▶ **What to work on**:
How many of the lines below contain the string "zoom"? Matching is case-sensitive; reply with the number only.

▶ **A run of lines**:
···
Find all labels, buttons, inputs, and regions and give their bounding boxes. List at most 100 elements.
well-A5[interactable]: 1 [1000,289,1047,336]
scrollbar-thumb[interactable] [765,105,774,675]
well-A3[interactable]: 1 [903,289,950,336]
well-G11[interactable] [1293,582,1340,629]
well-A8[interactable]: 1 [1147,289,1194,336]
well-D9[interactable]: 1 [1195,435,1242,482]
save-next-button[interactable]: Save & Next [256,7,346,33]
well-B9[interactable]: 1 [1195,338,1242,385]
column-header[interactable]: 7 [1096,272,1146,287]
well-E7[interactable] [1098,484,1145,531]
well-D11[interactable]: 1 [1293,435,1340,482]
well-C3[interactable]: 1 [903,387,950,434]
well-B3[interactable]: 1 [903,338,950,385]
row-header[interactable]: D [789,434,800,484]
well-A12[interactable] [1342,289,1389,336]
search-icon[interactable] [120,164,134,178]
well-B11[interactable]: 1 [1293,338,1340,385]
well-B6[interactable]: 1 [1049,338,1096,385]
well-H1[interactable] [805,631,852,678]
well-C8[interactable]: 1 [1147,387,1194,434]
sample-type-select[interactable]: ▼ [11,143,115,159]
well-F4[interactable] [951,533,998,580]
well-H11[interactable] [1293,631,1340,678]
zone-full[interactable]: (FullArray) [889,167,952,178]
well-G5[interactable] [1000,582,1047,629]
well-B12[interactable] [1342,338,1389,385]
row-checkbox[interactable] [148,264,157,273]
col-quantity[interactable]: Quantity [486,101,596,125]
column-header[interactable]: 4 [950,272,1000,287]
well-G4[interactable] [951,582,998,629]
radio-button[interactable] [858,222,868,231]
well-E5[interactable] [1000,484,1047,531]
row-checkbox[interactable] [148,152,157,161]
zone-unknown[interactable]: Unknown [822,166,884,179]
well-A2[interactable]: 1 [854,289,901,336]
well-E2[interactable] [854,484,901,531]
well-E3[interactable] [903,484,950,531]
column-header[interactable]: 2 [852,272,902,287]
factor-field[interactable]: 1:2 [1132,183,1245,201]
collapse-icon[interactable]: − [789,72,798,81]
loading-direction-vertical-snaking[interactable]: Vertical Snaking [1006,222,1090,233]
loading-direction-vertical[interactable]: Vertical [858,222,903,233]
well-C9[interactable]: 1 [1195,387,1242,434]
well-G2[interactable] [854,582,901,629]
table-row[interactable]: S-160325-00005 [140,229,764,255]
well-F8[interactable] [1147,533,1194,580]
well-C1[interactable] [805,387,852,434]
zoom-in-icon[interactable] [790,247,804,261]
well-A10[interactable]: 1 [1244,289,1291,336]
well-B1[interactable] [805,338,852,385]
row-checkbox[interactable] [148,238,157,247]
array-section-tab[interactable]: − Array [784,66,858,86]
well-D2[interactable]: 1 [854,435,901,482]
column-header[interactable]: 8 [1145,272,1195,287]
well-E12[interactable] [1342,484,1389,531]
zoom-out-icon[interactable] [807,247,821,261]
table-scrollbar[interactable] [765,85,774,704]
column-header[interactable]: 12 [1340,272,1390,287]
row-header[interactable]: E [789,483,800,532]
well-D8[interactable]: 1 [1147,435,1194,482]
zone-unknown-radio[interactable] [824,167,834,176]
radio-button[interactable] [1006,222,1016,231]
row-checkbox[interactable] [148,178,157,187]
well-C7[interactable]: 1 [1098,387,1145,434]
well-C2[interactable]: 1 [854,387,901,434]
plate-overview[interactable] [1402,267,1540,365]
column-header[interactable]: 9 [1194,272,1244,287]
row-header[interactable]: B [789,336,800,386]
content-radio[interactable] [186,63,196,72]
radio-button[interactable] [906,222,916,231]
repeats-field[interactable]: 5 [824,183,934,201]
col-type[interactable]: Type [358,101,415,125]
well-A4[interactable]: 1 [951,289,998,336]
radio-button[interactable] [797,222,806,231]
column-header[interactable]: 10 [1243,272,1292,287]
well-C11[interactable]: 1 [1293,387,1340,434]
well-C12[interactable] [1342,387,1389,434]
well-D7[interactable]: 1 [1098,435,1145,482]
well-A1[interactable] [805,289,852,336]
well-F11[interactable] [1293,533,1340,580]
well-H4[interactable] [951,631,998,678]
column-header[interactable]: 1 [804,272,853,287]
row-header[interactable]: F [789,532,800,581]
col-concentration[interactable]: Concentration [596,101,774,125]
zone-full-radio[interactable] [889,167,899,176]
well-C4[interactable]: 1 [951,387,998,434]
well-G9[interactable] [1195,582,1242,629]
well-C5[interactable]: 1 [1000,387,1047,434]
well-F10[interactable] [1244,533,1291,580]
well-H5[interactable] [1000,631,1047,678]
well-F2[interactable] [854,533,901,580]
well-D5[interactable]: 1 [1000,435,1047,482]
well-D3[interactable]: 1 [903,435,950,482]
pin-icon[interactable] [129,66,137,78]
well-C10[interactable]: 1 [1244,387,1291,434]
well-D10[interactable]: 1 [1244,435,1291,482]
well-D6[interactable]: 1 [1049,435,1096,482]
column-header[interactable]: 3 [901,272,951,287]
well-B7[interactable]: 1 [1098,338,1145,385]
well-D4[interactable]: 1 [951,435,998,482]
···
▶ **Task solution**:
2